◆ **TASK DIRECTIONS**:
Below are records. Copy every line with "name" in it.

-- BEGIN --

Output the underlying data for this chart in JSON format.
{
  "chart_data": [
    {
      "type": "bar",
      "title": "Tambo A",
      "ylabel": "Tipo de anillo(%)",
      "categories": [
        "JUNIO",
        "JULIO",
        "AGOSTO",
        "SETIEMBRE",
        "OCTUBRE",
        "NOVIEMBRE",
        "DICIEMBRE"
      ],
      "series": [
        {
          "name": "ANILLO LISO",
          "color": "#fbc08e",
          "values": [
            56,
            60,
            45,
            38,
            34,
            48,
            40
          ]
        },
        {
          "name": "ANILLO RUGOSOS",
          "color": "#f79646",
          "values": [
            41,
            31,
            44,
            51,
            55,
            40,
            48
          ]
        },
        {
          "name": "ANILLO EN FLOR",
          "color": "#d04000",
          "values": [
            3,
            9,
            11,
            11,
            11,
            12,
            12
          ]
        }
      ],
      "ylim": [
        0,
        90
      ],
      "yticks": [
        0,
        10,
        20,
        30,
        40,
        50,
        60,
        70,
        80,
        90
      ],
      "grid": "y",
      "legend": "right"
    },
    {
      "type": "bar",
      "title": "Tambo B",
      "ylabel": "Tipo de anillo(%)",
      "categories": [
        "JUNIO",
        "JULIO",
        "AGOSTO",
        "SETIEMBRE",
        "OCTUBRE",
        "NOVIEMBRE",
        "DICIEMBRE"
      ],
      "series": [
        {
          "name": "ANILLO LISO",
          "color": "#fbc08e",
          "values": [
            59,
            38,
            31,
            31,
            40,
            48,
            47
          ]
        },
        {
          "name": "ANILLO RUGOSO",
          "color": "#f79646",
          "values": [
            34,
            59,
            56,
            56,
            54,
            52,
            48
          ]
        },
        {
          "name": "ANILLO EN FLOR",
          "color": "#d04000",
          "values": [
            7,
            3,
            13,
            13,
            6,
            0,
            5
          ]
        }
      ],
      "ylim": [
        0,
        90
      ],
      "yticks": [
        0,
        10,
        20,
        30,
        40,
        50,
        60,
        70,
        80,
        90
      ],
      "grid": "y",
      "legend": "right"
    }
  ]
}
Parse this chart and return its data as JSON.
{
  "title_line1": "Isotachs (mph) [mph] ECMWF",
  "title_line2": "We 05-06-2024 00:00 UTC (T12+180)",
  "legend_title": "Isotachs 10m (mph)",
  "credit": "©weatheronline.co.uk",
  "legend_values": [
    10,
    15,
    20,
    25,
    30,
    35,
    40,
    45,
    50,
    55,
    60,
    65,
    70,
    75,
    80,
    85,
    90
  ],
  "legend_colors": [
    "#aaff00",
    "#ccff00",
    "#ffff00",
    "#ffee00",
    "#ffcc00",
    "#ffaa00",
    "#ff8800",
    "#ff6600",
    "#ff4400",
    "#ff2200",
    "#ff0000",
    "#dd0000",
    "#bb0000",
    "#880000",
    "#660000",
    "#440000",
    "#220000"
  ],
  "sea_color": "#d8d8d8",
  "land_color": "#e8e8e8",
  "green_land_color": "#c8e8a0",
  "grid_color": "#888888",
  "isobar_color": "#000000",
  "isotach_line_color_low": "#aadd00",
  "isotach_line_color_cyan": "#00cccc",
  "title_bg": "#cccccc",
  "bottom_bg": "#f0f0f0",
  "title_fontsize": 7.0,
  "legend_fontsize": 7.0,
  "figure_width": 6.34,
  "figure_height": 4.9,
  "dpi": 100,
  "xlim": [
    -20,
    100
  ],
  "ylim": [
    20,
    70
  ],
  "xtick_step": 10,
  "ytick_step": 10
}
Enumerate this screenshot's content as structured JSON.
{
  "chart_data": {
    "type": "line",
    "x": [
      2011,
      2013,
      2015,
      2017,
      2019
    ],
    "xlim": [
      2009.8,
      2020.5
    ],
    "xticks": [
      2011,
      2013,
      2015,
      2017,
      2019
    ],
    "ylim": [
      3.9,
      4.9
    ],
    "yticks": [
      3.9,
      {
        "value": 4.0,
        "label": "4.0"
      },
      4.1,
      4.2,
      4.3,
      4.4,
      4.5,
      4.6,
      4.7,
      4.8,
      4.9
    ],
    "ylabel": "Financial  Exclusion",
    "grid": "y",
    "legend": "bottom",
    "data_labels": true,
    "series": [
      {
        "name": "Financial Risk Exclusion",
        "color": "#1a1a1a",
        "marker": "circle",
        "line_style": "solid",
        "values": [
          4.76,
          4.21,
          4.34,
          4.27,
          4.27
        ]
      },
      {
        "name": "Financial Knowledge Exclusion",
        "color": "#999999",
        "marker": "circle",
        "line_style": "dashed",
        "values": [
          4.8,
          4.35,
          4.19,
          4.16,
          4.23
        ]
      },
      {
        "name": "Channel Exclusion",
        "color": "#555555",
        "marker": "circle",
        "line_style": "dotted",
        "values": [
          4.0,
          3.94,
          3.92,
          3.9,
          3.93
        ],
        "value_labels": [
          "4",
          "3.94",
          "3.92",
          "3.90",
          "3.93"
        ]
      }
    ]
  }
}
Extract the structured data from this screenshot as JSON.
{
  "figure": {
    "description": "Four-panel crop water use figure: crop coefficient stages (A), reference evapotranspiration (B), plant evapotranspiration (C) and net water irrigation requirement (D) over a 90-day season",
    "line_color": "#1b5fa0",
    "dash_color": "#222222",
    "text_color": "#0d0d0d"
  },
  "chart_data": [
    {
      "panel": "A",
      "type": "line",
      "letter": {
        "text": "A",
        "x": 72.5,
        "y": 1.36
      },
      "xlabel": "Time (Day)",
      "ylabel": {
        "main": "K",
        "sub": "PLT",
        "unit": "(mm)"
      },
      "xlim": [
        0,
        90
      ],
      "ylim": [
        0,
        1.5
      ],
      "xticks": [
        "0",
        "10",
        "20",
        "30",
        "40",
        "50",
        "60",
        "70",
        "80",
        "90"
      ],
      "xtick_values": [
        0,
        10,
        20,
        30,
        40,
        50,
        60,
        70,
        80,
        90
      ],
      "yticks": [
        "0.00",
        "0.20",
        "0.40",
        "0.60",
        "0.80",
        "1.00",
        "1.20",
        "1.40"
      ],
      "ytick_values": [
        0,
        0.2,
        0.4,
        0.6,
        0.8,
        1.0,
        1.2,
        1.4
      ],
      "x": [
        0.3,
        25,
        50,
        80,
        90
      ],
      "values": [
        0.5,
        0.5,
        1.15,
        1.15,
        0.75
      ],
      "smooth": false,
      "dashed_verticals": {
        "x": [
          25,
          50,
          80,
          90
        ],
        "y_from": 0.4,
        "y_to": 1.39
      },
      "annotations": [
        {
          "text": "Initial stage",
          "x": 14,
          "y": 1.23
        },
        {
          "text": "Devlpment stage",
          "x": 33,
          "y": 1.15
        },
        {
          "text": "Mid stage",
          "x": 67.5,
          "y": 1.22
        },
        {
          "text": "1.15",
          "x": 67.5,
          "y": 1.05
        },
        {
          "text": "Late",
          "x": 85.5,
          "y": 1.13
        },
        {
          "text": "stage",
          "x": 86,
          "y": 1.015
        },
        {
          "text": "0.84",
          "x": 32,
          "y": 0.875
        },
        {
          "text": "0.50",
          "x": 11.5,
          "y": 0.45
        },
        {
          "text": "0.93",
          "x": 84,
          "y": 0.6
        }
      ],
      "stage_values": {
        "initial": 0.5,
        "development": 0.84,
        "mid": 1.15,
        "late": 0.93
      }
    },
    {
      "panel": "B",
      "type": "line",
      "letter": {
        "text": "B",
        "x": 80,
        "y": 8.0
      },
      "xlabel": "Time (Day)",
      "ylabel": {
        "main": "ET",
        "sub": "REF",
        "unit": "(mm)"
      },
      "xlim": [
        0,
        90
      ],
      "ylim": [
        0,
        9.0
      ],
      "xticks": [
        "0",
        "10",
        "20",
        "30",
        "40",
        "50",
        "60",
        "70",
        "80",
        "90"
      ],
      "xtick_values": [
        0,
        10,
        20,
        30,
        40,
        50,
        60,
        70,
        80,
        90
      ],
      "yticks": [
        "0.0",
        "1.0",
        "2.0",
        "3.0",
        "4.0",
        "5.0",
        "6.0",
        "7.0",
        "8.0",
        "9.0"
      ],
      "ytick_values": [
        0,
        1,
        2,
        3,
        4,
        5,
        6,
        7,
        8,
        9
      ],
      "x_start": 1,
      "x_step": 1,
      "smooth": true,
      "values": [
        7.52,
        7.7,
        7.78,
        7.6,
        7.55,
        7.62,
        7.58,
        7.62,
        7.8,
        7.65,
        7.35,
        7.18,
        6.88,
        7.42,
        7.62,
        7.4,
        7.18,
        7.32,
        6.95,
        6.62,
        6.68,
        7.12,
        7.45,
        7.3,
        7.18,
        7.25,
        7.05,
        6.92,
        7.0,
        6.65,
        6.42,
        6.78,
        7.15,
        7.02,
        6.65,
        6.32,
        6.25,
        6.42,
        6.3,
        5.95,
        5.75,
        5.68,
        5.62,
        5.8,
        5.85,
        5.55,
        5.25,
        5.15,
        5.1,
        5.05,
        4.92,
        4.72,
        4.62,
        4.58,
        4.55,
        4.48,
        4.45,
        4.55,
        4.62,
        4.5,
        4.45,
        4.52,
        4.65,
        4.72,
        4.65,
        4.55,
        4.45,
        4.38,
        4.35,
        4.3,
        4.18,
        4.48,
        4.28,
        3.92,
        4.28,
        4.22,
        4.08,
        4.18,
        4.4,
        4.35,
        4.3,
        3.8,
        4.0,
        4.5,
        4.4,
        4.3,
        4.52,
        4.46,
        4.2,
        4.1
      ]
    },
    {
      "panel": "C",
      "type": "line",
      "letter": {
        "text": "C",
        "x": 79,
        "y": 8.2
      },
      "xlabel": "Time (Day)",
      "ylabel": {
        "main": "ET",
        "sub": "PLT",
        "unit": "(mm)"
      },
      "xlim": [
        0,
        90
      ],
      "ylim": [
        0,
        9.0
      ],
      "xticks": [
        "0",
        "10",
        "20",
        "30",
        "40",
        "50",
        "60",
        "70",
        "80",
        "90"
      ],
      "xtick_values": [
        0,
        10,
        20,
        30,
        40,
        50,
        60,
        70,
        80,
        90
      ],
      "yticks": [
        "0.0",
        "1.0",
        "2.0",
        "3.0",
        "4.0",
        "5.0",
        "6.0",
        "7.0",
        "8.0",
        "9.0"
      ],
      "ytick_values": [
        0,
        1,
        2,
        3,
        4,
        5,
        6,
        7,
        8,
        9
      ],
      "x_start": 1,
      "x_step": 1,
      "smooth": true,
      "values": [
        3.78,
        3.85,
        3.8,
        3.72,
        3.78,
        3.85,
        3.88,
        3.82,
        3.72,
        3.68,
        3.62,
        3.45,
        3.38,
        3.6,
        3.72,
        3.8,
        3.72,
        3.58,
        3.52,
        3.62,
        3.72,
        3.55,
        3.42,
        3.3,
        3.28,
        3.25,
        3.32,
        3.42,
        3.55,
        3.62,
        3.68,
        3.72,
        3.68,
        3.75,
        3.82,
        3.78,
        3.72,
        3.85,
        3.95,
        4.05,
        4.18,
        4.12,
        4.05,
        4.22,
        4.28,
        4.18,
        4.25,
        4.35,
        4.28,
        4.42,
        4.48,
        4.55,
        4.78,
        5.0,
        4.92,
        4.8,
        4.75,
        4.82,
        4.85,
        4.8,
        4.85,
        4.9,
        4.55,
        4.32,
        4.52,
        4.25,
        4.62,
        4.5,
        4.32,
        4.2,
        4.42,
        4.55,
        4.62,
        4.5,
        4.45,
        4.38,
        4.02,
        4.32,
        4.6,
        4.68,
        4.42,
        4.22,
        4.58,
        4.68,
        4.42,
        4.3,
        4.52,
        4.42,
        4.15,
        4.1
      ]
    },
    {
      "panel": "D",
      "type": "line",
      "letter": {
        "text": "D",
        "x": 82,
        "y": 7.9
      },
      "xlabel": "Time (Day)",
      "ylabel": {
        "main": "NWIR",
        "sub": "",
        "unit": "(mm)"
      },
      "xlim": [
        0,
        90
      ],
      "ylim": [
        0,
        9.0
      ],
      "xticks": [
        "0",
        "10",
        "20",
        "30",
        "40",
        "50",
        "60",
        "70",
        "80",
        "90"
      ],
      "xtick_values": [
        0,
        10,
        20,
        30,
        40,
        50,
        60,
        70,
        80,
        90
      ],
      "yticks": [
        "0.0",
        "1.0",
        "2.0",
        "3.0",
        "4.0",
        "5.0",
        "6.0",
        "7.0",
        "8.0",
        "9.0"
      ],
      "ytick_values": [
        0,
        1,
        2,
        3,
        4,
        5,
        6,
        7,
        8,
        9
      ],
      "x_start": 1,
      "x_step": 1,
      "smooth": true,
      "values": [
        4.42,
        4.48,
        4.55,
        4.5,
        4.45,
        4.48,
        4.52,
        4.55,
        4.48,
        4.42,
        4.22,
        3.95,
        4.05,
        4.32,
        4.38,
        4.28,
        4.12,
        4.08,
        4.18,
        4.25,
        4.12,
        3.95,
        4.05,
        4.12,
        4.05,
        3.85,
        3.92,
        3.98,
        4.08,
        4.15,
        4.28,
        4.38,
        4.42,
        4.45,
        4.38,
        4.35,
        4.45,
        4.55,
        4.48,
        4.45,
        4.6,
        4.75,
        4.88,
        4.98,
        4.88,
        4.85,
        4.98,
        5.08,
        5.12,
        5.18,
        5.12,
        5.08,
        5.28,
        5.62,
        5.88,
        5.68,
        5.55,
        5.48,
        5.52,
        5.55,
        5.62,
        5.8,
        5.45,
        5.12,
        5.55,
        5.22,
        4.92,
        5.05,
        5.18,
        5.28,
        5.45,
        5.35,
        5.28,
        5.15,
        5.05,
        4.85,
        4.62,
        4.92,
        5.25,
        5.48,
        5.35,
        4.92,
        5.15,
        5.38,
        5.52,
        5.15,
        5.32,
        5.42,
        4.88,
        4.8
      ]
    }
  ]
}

-- END --

◆ **CORRECT OUTPUT**:
          "name": "ANILLO LISO",
          "name": "ANILLO RUGOSOS",
          "name": "ANILLO EN FLOR",
          "name": "ANILLO LISO",
          "name": "ANILLO RUGOSO",
          "name": "ANILLO EN FLOR",
        "name": "Financial Risk Exclusion",
        "name": "Financial Knowledge Exclusion",
        "name": "Channel Exclusion",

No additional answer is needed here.